PROBLEM TO WORK ON: Present the data once more in exactly its original form.

GIVEN INFORMATION:

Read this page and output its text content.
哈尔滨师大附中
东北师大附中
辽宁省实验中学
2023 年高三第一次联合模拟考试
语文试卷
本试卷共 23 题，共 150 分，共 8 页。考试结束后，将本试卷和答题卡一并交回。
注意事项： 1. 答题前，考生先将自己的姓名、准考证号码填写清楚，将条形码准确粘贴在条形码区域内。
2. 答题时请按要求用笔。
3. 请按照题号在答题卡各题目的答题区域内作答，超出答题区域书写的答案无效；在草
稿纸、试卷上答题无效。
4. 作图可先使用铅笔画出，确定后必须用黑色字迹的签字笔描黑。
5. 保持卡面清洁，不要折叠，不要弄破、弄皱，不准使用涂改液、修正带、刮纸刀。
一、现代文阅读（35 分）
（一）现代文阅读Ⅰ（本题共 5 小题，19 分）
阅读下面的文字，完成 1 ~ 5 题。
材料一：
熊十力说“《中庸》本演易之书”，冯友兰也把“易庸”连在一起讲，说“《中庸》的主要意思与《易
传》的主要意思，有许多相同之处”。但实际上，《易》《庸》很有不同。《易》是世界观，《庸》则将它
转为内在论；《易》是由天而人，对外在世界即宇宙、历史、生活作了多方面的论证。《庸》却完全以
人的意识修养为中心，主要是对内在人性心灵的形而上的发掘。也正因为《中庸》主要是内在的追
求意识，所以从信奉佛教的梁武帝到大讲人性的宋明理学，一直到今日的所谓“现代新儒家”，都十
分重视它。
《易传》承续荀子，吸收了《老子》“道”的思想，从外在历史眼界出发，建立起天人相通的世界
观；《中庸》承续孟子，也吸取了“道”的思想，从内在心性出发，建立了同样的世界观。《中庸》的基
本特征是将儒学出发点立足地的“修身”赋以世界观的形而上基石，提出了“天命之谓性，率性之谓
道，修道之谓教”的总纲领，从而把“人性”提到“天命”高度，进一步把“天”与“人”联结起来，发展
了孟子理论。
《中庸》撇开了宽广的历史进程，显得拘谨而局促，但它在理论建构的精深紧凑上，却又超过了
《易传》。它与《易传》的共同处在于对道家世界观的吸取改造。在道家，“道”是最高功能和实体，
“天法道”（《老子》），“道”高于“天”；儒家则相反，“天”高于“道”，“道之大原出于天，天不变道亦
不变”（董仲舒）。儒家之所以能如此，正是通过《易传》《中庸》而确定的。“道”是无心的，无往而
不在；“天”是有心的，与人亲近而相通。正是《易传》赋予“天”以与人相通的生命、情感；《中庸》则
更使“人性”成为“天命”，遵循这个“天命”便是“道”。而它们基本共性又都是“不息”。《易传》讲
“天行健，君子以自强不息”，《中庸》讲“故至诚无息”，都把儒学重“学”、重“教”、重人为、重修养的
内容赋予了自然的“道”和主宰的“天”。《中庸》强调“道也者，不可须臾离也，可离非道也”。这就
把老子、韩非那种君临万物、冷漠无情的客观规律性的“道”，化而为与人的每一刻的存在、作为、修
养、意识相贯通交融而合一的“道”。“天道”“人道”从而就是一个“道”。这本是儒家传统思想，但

FULL OUTPUT:
Read this page and output its text content.
哈尔滨师大附中
东北师大附中
辽宁省实验中学
2023 年高三第一次联合模拟考试
语文试卷
本试卷共 23 题，共 150 分，共 8 页。考试结束后，将本试卷和答题卡一并交回。
注意事项： 1. 答题前，考生先将自己的姓名、准考证号码填写清楚，将条形码准确粘贴在条形码区域内。
2. 答题时请按要求用笔。
3. 请按照题号在答题卡各题目的答题区域内作答，超出答题区域书写的答案无效；在草
稿纸、试卷上答题无效。
4. 作图可先使用铅笔画出，确定后必须用黑色字迹的签字笔描黑。
5. 保持卡面清洁，不要折叠，不要弄破、弄皱，不准使用涂改液、修正带、刮纸刀。
一、现代文阅读（35 分）
（一）现代文阅读Ⅰ（本题共 5 小题，19 分）
阅读下面的文字，完成 1 ~ 5 题。
材料一：
熊十力说“《中庸》本演易之书”，冯友兰也把“易庸”连在一起讲，说“《中庸》的主要意思与《易
传》的主要意思，有许多相同之处”。但实际上，《易》《庸》很有不同。《易》是世界观，《庸》则将它
转为内在论；《易》是由天而人，对外在世界即宇宙、历史、生活作了多方面的论证。《庸》却完全以
人的意识修养为中心，主要是对内在人性心灵的形而上的发掘。也正因为《中庸》主要是内在的追
求意识，所以从信奉佛教的梁武帝到大讲人性的宋明理学，一直到今日的所谓“现代新儒家”，都十
分重视它。
《易传》承续荀子，吸收了《老子》“道”的思想，从外在历史眼界出发，建立起天人相通的世界
观；《中庸》承续孟子，也吸取了“道”的思想，从内在心性出发，建立了同样的世界观。《中庸》的基
本特征是将儒学出发点立足地的“修身”赋以世界观的形而上基石，提出了“天命之谓性，率性之谓
道，修道之谓教”的总纲领，从而把“人性”提到“天命”高度，进一步把“天”与“人”联结起来，发展
了孟子理论。
《中庸》撇开了宽广的历史进程，显得拘谨而局促，但它在理论建构的精深紧凑上，却又超过了
《易传》。它与《易传》的共同处在于对道家世界观的吸取改造。在道家，“道”是最高功能和实体，
“天法道”（《老子》），“道”高于“天”；儒家则相反，“天”高于“道”，“道之大原出于天，天不变道亦
不变”（董仲舒）。儒家之所以能如此，正是通过《易传》《中庸》而确定的。“道”是无心的，无往而
不在；“天”是有心的，与人亲近而相通。正是《易传》赋予“天”以与人相通的生命、情感；《中庸》则
更使“人性”成为“天命”，遵循这个“天命”便是“道”。而它们基本共性又都是“不息”。《易传》讲
“天行健，君子以自强不息”，《中庸》讲“故至诚无息”，都把儒学重“学”、重“教”、重人为、重修养的
内容赋予了自然的“道”和主宰的“天”。《中庸》强调“道也者，不可须臾离也，可离非道也”。这就
把老子、韩非那种君临万物、冷漠无情的客观规律性的“道”，化而为与人的每一刻的存在、作为、修
养、意识相贯通交融而合一的“道”。“天道”“人道”从而就是一个“道”。这本是儒家传统思想，但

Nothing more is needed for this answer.